● JOBS:
**a)** According to the Prometheus setup guide, what makes it possible to analyze the monitoring data with mathematical operations and queries? Answer in one to three sentences.
**b)** Write the next part of the Prometheus setup guide, picking up after its last line.

● PAGE EXTRACT:

##########

Prometheus Overview and Setup

Overview

Prometheus is an opensource monitoring solution that gathers time series based numerical data. It is a project which was started by Google’s ex-employees at SoundCloud. 

To monitor your services and infra with Prometheus your service needs to expose an endpoint in the form of port or URL. For example:- {{localhost:9090}}. The endpoint is an HTTP interface that exposes the metrics.

For some platforms such as Kubernetes and skyDNS Prometheus act as directly instrumented software that means you don’t have to install any kind of exporters to monitor these platforms. It can directly monitor by Prometheus.

One of the best thing about Prometheus is that it uses a Time Series Database(TSDB) because of that you can use mathematical operations, queries to analyze them. Prometheus uses SQLite as a database but it keeps the monitoring data in volumes.

Pre-requisites

  • A CentOS 7 or Ubuntu VM
  • A non-root sudo user, preferably one named prometheus

Installing Prometheus Server

First, create a new directory to store all the files you download in this tutorial and move to it.

mkdir /opt/prometheus-setup
cd /opt/prometheus-setup
Create a user named “prometheus”

useradd prometheus

Use wget to download the latest build of the Prometheus server and time-series database from GitHub.


wget https://github.com/prometheus/prometheus/releases/download/v2.0.0/prometheus-2.0.0.linux-amd64.tar.gz
The Prometheus monitoring system consists of several components, each of which needs to be installed separately.

Use tar to extract prometheus-2.0.0.linux-amd64.tar.gz:

tar -xvzf ~/opt/prometheus-setup/prometheus-2.0.0.linux-amd64.tar.gz .
 Place your executable file somewhere in your PATH variable, or add them into a path for easy access.

mv prometheus-2.0.0.linux-amd64  prometheus
sudo mv  prometheus/prometheus  /usr/bin/
sudo chown prometheus:prometheus /usr/bin/prometheus
sudo chown -R prometheus:prometheus /opt/prometheus-setup/
mkdir /etc/prometheus
mv prometheus/prometheus.yml /etc/prometheus/
sudo chown -R prometheus:prometheus /etc/prometheus/
prometheus --version
  

You should see the following message on your screen:

  prometheus,       version 2.0.0 (branch: HEAD, revision: 0a74f98628a0463dddc90528220c94de5032d1a0)

##########

● DATASET EXCERPTS:
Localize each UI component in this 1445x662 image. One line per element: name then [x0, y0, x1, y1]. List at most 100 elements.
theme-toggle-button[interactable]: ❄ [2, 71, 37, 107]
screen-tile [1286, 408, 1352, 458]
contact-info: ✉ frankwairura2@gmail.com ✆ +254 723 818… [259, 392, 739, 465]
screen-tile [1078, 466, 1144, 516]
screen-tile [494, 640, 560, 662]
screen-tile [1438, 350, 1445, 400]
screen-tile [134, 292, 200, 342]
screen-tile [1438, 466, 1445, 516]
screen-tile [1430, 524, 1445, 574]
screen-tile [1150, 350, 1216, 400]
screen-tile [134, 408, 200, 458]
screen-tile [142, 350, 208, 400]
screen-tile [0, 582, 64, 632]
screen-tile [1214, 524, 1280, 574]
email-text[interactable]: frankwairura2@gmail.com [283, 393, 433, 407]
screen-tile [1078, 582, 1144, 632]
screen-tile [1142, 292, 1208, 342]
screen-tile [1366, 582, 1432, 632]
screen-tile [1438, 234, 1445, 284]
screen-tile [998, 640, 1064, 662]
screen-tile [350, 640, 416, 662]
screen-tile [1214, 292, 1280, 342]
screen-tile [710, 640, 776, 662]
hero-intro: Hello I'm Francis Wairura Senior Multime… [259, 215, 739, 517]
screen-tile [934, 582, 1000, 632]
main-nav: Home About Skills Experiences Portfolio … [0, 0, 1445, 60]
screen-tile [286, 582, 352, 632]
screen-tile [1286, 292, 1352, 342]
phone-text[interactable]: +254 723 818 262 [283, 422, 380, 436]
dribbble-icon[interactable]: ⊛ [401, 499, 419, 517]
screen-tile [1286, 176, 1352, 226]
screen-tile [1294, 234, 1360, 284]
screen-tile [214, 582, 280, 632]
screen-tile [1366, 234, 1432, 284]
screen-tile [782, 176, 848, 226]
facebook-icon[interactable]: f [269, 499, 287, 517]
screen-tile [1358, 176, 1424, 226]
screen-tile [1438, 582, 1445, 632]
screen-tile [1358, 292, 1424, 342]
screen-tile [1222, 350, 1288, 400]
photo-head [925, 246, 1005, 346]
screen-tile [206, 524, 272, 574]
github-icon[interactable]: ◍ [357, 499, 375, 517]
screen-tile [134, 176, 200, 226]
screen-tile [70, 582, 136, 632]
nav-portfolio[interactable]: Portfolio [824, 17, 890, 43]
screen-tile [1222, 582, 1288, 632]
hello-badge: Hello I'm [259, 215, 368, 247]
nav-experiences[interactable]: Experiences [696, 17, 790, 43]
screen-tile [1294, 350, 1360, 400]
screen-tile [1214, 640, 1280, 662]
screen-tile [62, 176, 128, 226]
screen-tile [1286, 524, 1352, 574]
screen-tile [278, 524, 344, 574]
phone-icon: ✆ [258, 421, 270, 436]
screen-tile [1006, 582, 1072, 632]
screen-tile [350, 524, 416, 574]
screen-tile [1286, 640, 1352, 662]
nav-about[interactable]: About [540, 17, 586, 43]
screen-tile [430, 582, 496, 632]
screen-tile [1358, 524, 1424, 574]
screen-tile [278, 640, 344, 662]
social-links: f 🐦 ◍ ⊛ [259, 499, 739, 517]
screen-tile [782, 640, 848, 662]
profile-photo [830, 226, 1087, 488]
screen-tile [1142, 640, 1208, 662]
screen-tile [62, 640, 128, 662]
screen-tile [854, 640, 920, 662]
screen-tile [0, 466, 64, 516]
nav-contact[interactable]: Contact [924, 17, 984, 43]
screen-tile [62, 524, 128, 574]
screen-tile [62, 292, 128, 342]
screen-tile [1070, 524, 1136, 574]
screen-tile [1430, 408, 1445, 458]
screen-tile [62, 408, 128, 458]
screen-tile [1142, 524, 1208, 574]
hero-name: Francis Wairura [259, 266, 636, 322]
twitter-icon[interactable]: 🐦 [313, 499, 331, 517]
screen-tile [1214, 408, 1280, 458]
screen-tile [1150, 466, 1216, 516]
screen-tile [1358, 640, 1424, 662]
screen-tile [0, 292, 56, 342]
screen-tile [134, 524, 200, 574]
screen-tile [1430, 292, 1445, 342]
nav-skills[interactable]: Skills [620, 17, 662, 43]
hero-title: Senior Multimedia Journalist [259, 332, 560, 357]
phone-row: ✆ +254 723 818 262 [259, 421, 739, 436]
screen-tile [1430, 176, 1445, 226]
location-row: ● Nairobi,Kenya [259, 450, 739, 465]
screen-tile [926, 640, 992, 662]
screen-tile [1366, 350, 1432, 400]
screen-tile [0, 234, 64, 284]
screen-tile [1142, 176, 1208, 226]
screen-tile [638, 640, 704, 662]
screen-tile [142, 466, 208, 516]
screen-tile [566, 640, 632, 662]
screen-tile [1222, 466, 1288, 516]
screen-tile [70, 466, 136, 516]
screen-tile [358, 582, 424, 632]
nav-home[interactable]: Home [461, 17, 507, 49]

##########

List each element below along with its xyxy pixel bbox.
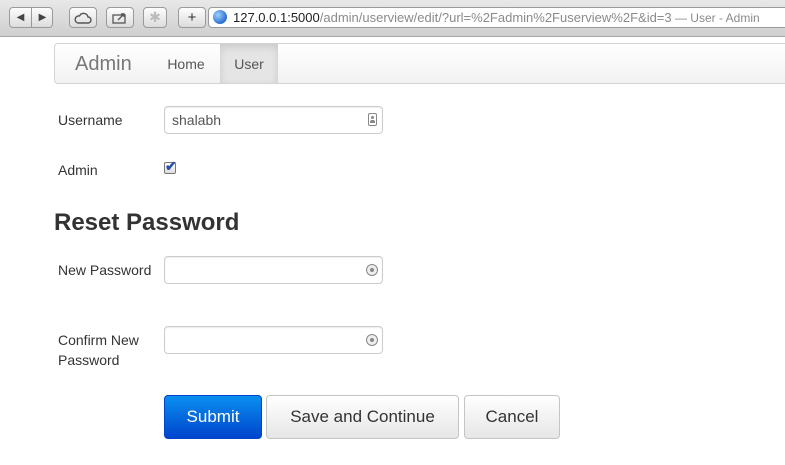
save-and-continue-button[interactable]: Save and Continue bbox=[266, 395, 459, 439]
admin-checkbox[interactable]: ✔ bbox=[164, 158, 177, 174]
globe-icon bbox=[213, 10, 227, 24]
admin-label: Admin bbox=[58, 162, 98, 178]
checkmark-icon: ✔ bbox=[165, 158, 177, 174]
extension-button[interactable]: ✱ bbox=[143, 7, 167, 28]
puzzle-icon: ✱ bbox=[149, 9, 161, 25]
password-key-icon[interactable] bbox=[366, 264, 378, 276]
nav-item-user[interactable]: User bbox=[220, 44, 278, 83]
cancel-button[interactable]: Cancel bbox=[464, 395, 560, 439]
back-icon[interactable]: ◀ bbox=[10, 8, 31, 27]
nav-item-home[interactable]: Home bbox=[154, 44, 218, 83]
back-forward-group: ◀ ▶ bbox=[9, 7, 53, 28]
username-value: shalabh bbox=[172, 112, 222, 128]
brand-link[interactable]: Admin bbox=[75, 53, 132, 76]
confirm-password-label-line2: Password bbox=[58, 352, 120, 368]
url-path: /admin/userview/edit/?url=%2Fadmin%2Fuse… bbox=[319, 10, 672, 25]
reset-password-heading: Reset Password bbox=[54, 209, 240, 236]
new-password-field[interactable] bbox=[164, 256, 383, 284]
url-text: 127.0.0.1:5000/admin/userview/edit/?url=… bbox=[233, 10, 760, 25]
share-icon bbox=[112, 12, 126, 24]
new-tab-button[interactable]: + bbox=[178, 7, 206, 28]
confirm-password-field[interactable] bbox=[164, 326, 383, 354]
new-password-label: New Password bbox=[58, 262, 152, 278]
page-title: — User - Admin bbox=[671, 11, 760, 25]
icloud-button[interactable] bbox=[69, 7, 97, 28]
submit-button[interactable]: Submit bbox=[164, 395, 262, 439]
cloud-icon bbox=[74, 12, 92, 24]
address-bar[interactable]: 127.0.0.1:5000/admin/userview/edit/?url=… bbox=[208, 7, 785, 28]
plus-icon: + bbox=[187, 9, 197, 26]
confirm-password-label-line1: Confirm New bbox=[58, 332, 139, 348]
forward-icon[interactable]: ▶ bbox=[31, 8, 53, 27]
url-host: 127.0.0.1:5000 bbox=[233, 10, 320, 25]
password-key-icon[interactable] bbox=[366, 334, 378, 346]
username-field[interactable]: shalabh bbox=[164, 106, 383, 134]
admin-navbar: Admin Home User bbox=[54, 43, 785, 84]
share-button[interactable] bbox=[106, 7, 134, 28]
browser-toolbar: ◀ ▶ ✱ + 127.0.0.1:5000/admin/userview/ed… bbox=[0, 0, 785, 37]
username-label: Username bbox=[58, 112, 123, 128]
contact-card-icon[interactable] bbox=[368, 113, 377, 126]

##########

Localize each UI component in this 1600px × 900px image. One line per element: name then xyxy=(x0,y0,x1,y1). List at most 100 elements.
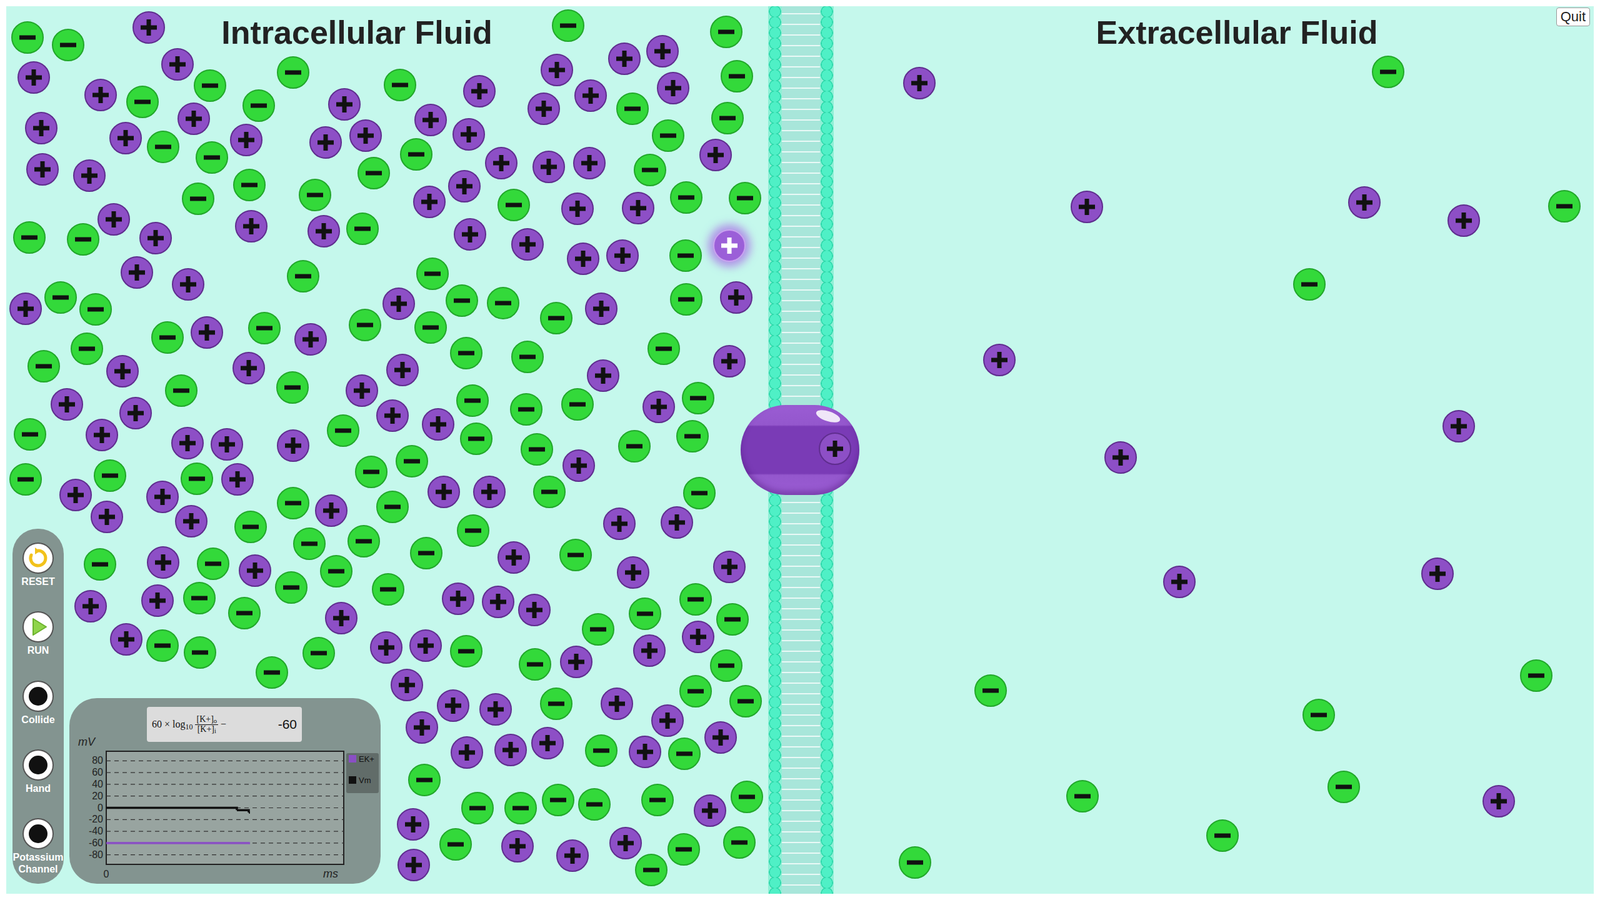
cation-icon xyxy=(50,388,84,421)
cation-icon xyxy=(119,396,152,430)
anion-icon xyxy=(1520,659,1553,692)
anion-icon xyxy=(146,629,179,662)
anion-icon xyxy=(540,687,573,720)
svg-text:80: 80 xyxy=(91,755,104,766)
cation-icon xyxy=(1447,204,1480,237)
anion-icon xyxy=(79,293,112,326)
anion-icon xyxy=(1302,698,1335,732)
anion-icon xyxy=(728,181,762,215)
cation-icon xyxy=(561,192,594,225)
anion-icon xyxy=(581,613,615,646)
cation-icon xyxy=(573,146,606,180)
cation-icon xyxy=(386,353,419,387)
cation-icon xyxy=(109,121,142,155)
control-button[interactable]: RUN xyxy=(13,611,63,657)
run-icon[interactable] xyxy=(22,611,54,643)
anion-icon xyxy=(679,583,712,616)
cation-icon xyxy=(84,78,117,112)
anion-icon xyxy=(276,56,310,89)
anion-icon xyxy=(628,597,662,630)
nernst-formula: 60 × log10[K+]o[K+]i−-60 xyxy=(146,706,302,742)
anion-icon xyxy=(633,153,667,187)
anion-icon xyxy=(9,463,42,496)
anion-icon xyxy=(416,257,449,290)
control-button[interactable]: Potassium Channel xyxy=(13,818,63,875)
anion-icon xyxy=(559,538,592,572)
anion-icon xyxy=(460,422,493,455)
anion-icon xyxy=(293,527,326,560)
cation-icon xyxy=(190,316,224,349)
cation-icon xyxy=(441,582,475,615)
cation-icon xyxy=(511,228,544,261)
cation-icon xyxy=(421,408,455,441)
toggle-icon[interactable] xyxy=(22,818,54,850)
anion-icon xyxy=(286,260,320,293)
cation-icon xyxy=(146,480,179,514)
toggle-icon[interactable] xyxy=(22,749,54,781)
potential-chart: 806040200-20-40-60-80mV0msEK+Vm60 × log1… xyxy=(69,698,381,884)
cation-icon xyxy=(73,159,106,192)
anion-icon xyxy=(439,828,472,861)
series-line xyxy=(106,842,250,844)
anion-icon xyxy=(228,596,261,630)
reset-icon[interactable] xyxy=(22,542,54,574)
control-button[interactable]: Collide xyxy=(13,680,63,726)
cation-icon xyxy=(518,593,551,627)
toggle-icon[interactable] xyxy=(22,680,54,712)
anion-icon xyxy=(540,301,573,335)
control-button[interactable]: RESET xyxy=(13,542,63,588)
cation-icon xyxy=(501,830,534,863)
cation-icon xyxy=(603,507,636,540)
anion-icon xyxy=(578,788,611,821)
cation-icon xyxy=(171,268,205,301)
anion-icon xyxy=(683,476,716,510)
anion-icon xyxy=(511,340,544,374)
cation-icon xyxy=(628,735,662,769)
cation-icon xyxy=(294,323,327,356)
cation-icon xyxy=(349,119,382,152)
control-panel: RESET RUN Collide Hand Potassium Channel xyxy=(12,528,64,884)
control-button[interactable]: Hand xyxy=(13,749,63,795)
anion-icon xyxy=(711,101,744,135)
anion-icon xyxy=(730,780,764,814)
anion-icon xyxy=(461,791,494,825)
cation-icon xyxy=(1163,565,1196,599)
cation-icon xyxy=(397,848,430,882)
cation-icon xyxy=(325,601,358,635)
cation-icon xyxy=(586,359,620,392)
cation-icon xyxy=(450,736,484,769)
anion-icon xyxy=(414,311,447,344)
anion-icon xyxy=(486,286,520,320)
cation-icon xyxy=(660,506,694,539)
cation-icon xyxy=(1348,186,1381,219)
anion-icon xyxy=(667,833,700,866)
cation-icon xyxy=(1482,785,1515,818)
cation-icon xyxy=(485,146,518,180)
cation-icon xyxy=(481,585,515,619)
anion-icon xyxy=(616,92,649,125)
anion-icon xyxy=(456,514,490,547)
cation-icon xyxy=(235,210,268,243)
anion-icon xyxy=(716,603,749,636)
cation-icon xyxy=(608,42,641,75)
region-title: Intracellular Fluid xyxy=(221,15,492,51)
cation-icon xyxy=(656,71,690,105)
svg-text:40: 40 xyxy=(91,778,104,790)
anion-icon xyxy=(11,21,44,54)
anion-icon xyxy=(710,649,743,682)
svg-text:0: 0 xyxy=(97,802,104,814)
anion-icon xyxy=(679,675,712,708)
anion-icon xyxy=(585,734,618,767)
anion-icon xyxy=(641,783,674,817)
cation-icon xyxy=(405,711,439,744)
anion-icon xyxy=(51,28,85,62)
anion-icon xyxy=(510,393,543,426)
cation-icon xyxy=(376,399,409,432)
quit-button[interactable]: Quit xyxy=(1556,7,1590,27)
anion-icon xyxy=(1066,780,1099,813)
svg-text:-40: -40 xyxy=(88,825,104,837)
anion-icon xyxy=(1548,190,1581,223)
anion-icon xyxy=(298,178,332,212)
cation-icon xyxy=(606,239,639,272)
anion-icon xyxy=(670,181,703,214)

##########

● FINAL RESULTS:
**a)** Prometheus stores its data in a Time Series Database (TSDB). That storage is what lets you run mathematical operations and queries to analyze the data.

**b)**
  build user:       root@615b82cb36b6
  build date:       20171108-07:11:59
  go version:       go1.9.2
Create a service for Prometheus 

sudo vi /etc/systemd/system/prometheus.service
[Unit]
Description=Prometheus

[Service]
User=prometheus
ExecStart=/usr/bin/prometheus --config.file /etc/prometheus/prometheus.yml --storage.tsdb.path /opt/prometheus-setup/

[Install]
WantedBy=multi-user.target
systemctl daemon-reload

systemctl start prometheus

systemctl enable prometheus

Installing Node Exporter


Prometheus was developed for the purpose of monitoring web services. In order to monitor the metrics of your server, you should install a tool called Node Exporter. Node Exporter, as its name suggests, exports lots of metrics (such as disk I/O statistics, CPU load, memory usage, network statistics, and more) in a format Prometheus understands. Enter the Downloads directory and use wget to download the latest build of Node Exporter which is available on GitHub.

Node exporter is a binary which is written in go which monitors the resources such as cpu, ram and filesystem. 

wget https://github.com/prometheus/node_exporter/releases/download/v0.15.1/node_exporter-0.15.1.linux-amd64.tar.gz

You can now use the tar command to extract : node_exporter-0.15.1.linux-amd64.tar.gz

tar -xvzf node_exporter-0.15.1.linux-amd64.tar.gz .

mv node_exporter-0.15.1.linux-amd64 node-exporter

Perform this action:-

mv node-exporter/node_exporter /usr/bin/

Running Node Exporter as a Service

Create a user named “prometheus” on the machine on which you are going to create node exporter service.

useradd prometheus

To make it easy to start and stop the Node Exporter, let us now convert it into a service. Use vi or any other text editor to create a unit configuration file called node_exporter.service.


sudo vi /etc/systemd/system/node_exporter.service
This file should contain the path of the node_exporter executable, and also specify which user should run the executable. Accordingly, add the following code:

[Unit]
Description=Node Exporter

[Service]
User=prometheus
ExecStart=/usr/bin/node_exporter

[Install]
WantedBy=default.target

Save the file and exit the text editor. Reload systemd so that it reads the configuration file you just created.


sudo systemctl daemon-reload
At this point, Node Exporter is available as a service which can be managed using the systemctl command. Enable it so that it starts automatically at boot time.

sudo systemctl enable node_exporter.service
You can now either reboot your server or use the following command to start the service manually:
sudo systemctl start node_exporter.service
Once it starts, use a browser to view Node Exporter’s web interface, which is available at http://your_server_ip:9100/metrics. You should see a page with a lot of text:

Starting Prometheus Server with a new node

Before you start Prometheus, you must first edit a configuration file for it called prometheus.yml.

vim /etc/prometheus/prometheus.yml
Copy the following code into the file.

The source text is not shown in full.